### INPUT RECORDS
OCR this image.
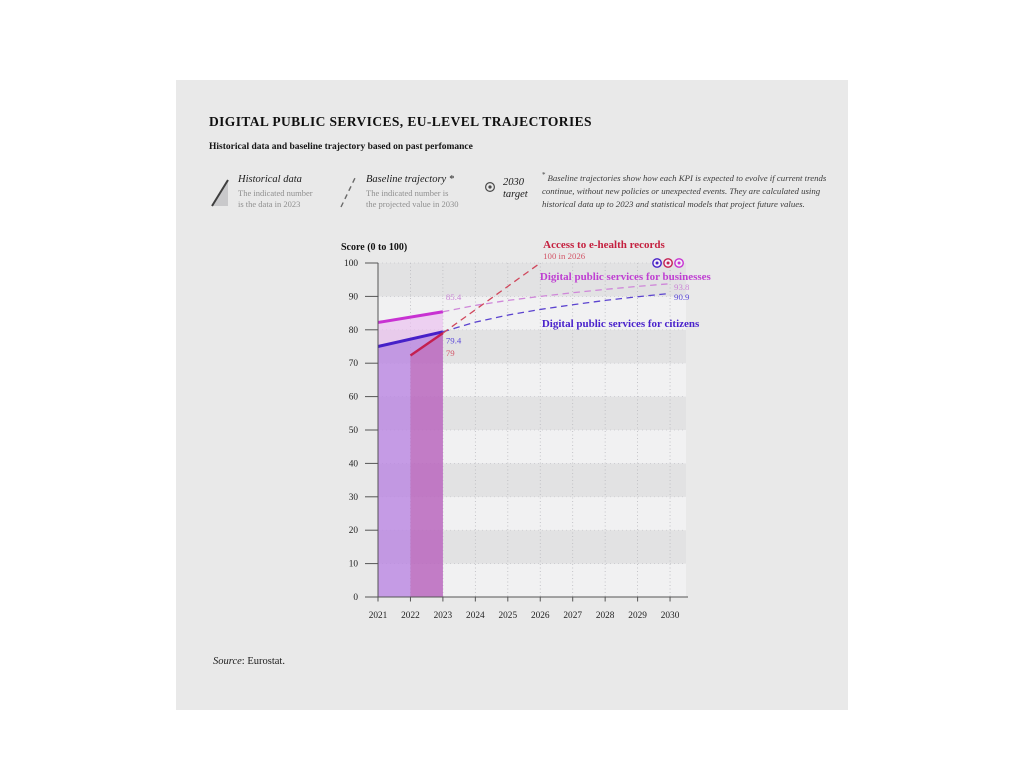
DIGITAL PUBLIC SERVICES, EU-LEVEL TRAJECTORIES
Historical data and baseline trajectory based on past perfomance
Historical data
The indicated number
is the data in 2023
Baseline trajectory *
The indicated number is
the projected value in 2030
2030
target
* Baseline trajectories show how each KPI is expected to evolve if current trends continue, without new policies or unexpected events. They are calculated using historical data up to 2023 and statistical models that project future values.
85.4
93.8
Digital public services for businesses
79.4
90.9
Digital public services for citizens
79
Access to e-health records
100 in 2026
0
10
20
30
40
50
60
70
80
90
100
2021 2022 2023 2024 2025 2026 2027 2028 2029 2030
Score (0 to 100)
Source: Eurostat.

### TASK BRIEF
Reproduce each line word for word and drop the pictures.

### ANSWER IN FULL
OCR this image.
DIGITAL PUBLIC SERVICES, EU-LEVEL TRAJECTORIES
Historical data and baseline trajectory based on past perfomance
Historical data
The indicated number
is the data in 2023
Baseline trajectory *
The indicated number is
the projected value in 2030
2030
target
* Baseline trajectories show how each KPI is expected to evolve if current trends continue, without new policies or unexpected events. They are calculated using historical data up to 2023 and statistical models that project future values.
85.4
93.8
Digital public services for businesses
79.4
90.9
Digital public services for citizens
79
Access to e-health records
100 in 2026
0
10
20
30
40
50
60
70
80
90
100
2021 2022 2023 2024 2025 2026 2027 2028 2029 2030
Score (0 to 100)
Source: Eurostat.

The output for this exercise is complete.